## Your goal
Filter the listing below down to the lines containing the word "Program".

## Data section
▼

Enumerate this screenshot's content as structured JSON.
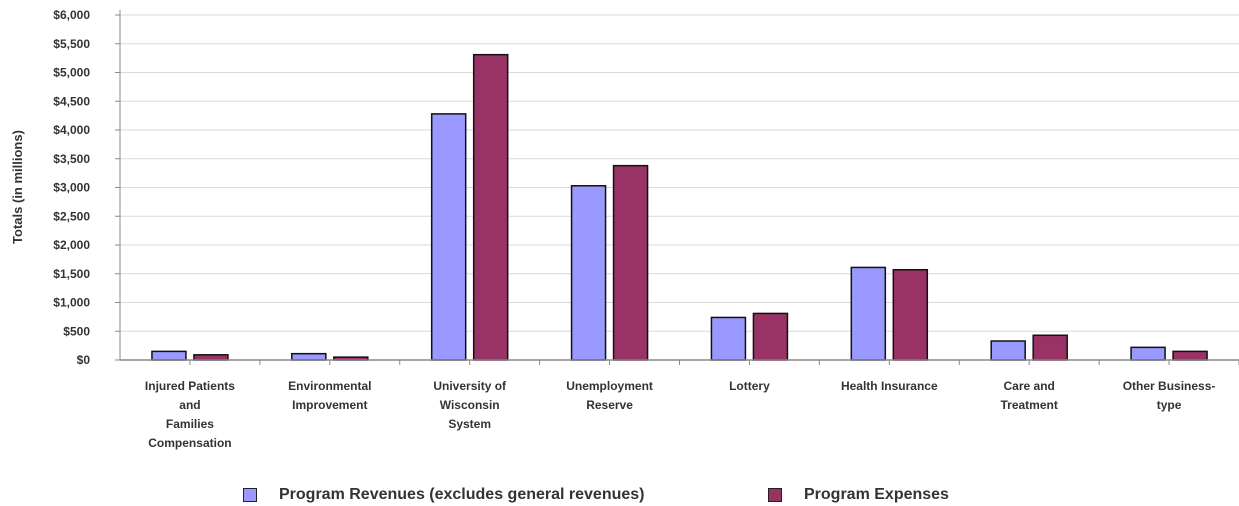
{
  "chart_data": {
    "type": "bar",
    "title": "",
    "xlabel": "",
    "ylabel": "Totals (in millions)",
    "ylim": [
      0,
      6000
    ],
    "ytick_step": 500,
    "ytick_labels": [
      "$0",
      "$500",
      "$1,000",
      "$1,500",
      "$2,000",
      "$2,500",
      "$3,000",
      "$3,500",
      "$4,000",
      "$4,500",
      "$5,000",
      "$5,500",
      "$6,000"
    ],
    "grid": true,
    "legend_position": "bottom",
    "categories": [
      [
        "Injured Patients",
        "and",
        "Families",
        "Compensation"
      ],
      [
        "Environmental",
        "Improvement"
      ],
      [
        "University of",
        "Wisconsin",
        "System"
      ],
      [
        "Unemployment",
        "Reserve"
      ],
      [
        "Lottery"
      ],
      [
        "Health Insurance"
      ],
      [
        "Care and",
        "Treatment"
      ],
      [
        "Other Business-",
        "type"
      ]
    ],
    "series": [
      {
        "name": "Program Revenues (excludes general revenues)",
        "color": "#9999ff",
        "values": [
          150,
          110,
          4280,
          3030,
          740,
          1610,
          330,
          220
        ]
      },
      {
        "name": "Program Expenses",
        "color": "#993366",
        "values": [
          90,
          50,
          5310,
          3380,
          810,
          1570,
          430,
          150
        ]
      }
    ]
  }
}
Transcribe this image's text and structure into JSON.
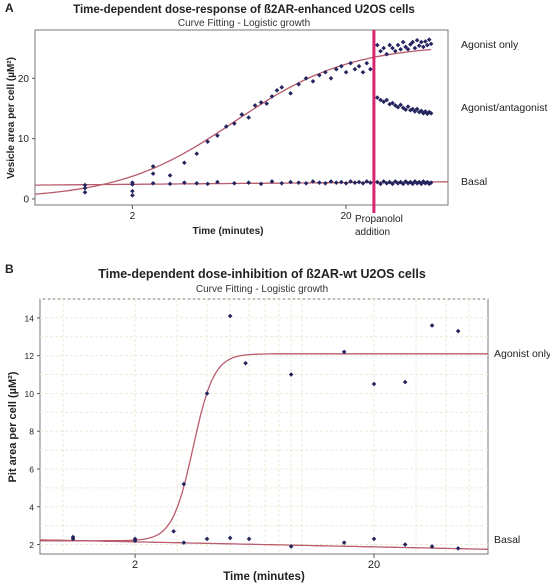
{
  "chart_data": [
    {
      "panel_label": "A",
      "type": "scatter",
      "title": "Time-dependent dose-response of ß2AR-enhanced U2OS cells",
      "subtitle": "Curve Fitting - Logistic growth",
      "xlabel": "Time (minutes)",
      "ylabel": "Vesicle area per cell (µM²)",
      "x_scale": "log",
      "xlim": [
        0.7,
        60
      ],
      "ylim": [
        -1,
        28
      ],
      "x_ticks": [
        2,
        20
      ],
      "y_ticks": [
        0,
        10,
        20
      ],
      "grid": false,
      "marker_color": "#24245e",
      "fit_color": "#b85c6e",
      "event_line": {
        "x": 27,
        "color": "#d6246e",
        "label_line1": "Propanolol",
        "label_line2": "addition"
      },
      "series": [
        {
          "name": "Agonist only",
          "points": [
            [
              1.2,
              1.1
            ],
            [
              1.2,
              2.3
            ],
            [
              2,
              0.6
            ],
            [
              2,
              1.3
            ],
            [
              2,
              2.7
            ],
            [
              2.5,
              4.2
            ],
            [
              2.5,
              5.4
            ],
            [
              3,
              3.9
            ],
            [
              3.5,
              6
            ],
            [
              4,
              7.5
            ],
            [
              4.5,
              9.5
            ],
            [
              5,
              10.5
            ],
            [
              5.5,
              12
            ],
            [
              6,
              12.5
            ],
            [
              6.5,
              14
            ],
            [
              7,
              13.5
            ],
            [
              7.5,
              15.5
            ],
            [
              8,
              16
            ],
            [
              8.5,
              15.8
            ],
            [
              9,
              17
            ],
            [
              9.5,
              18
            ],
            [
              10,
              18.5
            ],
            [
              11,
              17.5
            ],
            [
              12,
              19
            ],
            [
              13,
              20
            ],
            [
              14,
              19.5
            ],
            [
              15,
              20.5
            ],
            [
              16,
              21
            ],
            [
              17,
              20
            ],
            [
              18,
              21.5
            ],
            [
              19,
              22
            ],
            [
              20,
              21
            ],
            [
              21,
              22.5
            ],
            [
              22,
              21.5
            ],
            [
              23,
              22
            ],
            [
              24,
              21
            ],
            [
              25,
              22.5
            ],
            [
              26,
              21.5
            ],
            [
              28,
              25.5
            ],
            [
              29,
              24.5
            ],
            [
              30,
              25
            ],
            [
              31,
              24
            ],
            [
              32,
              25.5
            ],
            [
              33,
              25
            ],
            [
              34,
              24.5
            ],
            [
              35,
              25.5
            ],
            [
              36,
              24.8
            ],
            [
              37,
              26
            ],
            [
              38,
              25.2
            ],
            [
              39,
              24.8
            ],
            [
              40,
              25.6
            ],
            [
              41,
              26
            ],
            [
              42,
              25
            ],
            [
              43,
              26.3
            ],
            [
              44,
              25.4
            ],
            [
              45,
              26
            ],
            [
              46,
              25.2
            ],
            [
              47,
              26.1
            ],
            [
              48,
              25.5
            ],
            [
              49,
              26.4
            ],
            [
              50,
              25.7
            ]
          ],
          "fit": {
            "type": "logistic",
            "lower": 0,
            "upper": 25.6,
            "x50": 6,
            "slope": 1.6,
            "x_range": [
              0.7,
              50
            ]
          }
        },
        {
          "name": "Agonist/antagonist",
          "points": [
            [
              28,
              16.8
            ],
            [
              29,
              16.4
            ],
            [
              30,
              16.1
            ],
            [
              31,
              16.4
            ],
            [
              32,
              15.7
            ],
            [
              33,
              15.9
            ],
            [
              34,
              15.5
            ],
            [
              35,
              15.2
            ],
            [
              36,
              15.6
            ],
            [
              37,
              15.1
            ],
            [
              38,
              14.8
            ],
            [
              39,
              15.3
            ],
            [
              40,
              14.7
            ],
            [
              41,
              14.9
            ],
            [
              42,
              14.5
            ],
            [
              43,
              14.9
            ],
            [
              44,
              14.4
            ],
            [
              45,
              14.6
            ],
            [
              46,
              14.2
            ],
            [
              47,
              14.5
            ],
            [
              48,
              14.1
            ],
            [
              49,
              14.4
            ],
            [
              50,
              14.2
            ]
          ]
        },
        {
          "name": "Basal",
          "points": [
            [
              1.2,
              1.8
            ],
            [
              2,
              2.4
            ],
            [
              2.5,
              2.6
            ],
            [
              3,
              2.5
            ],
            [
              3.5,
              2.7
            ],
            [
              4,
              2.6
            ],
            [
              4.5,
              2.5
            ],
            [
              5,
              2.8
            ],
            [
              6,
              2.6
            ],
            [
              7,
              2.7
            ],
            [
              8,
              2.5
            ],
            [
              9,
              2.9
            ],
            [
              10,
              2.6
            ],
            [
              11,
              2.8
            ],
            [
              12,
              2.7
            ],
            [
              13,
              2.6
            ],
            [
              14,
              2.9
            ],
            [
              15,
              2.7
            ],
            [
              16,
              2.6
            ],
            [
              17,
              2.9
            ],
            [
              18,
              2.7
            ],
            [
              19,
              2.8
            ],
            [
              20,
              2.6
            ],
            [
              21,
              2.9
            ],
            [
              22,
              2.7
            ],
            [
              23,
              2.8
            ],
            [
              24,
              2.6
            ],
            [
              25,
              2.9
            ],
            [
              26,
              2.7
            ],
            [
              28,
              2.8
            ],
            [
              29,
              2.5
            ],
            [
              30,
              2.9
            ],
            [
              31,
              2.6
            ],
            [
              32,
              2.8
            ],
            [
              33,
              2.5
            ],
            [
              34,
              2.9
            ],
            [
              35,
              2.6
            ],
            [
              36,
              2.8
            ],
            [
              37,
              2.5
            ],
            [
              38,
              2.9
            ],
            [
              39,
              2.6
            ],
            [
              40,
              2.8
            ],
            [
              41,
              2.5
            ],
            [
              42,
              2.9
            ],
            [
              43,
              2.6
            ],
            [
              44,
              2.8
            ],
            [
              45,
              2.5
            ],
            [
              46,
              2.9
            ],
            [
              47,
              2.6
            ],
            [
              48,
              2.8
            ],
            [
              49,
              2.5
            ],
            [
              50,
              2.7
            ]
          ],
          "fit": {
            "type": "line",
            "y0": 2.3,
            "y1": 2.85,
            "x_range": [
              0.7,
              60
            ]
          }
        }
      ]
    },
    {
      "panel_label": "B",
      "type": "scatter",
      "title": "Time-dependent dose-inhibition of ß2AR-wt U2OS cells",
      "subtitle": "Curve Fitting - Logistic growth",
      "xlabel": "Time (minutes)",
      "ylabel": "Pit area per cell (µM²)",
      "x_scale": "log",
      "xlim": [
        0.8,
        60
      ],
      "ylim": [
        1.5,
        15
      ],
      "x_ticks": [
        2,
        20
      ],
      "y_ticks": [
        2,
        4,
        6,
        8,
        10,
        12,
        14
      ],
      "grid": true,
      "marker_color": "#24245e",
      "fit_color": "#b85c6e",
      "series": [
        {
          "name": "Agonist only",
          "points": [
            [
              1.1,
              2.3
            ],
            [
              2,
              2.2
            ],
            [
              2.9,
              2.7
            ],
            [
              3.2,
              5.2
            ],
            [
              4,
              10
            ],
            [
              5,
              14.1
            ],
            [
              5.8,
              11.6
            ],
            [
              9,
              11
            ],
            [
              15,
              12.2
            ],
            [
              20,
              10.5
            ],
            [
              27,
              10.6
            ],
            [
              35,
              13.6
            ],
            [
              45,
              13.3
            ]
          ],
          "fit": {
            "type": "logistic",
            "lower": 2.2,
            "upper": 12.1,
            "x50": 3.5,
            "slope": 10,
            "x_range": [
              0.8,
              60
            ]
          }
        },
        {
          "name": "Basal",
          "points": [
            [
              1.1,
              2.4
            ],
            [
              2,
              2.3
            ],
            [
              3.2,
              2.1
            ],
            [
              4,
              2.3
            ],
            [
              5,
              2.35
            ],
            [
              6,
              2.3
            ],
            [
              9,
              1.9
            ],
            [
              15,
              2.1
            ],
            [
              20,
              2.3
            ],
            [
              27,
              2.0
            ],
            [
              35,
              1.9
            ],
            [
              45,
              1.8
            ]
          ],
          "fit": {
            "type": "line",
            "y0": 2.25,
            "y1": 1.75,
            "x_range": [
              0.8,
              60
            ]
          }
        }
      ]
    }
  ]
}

▲

## Written reply
        "name": "Program Revenues (excludes general revenues)",
        "name": "Program Expenses",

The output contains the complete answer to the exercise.